> [WORK INSTRUCTIONS]:
a - In the game preview, what happens when you point the remote towards the screen?
b - Please output the part of the game preview between "There’s a handy" and "the big guns.", inclusive, copied word for word.

From these angles, moving through the flickering hallways of the bottle ship while the mini-map steadily takes shape in the top-left corner, it feels just like 1994 again, particularly since the game has bravely ditched the nunchuk and relies on the remote alone, held in classic controller formation.

There’s a handy auto-targeting whenever the regular slithery, spiny, spiky monsters make their appearances, clinging to the walls and ceilings or popping from vents, and the controls snap nicely from one nasty to the next. Early on, a spray of disco flies erupts from a nearby pipe, and while they flap around you in a bewildering manner, it’s a pleasure to pick them off one at a time before moving on.

For bigger baddies, you’ll need rockets, which are handled slightly differently. Pointing the remote towards the screen switches you to first-person, allowing you to lock on to targets before blasting away at them with the big guns.

The same mode is used for scanning, incidentally, and while you can’t move around when in first-person, it’s a simple business to snap back to the standard perspective, and Team Ninja, being Team Ninja, has given Samus a handful of nice kung-fu melee moves, performed with simple button presses, to take down any fools who get in close. There’s even a dodge roll and some simple counters.

And it’s not all combat, thankfully. Even in the game’s early stages there’s plenty of exploration to be done amidst creepy, derelict environments, with dozens of dead ends that will presumably only be traversable at a later date. Within minutes of loading up, in fact, I was pleasantly lost, wall-jumping this way and that, morph-balling through little gaps to see if I could find any secrets, and meeting up with a few new friends.

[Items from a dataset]
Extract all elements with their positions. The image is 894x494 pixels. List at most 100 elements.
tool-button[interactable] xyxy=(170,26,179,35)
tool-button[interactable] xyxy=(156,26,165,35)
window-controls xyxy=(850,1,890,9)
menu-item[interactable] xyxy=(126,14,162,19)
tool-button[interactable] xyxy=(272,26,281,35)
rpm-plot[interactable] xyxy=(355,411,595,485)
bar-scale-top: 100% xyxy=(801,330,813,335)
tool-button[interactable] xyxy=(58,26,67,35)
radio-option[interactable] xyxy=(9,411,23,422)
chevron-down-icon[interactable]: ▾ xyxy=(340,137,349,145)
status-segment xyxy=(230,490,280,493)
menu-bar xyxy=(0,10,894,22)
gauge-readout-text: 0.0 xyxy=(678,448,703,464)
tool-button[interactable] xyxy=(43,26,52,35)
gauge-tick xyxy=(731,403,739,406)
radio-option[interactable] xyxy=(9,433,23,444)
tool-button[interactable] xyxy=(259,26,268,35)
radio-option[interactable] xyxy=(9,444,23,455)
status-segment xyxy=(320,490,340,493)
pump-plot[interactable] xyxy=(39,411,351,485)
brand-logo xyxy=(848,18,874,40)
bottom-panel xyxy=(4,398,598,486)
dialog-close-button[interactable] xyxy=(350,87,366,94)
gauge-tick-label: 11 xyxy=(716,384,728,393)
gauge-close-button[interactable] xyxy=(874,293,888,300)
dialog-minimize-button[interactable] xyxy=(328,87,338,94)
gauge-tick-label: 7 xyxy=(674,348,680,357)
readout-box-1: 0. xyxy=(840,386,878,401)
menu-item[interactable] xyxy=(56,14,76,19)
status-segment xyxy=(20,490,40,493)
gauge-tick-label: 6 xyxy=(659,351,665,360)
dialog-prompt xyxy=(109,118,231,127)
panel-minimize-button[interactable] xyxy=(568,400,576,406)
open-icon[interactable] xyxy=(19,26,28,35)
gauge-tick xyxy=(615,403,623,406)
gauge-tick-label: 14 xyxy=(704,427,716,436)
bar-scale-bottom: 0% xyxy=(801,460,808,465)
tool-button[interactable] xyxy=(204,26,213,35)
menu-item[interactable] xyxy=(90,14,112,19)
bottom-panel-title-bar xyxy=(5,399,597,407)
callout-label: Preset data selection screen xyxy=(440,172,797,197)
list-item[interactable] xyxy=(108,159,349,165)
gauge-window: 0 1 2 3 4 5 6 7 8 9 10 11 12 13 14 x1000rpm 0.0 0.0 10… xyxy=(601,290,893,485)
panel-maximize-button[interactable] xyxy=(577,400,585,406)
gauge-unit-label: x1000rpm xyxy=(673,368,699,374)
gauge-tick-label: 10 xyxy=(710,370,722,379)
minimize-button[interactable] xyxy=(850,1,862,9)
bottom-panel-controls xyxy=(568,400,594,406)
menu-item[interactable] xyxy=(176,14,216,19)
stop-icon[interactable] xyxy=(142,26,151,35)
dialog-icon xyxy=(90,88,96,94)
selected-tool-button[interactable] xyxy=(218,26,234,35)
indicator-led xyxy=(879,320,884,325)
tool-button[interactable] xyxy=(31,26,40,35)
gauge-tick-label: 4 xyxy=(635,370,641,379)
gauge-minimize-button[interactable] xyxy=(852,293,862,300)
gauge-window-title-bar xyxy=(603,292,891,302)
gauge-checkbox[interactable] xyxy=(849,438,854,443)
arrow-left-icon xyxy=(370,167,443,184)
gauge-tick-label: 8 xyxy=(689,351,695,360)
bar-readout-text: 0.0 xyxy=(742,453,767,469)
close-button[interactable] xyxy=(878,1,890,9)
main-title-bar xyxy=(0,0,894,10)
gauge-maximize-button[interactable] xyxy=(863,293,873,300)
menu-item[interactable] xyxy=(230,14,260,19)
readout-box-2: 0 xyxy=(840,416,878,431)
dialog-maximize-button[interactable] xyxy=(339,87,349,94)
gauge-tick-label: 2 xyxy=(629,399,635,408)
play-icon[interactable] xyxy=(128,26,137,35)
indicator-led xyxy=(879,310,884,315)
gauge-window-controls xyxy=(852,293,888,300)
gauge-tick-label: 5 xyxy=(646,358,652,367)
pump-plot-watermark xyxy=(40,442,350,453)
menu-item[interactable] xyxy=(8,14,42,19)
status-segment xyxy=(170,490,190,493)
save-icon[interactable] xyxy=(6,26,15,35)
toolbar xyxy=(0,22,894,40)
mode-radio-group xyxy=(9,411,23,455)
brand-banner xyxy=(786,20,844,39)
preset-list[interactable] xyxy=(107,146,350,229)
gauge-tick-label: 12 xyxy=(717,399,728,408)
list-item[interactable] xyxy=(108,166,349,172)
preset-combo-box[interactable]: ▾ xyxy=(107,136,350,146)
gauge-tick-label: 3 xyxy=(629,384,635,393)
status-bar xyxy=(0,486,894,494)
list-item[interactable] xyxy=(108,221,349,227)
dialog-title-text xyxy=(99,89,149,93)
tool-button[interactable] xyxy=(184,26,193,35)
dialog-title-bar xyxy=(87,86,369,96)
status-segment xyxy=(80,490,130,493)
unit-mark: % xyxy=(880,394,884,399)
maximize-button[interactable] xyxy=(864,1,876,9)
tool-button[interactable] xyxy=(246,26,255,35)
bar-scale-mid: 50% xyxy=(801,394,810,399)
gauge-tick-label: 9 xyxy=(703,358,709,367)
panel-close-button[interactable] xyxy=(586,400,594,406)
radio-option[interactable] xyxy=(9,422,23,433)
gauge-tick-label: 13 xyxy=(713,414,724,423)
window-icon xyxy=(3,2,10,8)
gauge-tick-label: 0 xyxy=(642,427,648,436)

> [PER-TASK ANSWERS]:
a - It switches you to first-person.

b -
There’s a handy auto-targeting whenever the regular slithery, spiny, spiky monsters make their appearances, clinging to the walls and ceilings or popping from vents, and the controls snap nicely from one nasty to the next. Early on, a spray of disco flies erupts from a nearby pipe, and while they flap around you in a bewildering manner, it’s a pleasure to pick them off one at a time before moving on.

For bigger baddies, you’ll need rockets, which are handled slightly differently. Pointing the remote towards the screen switches you to first-person, allowing you to lock on to targets before blasting away at them with the big guns.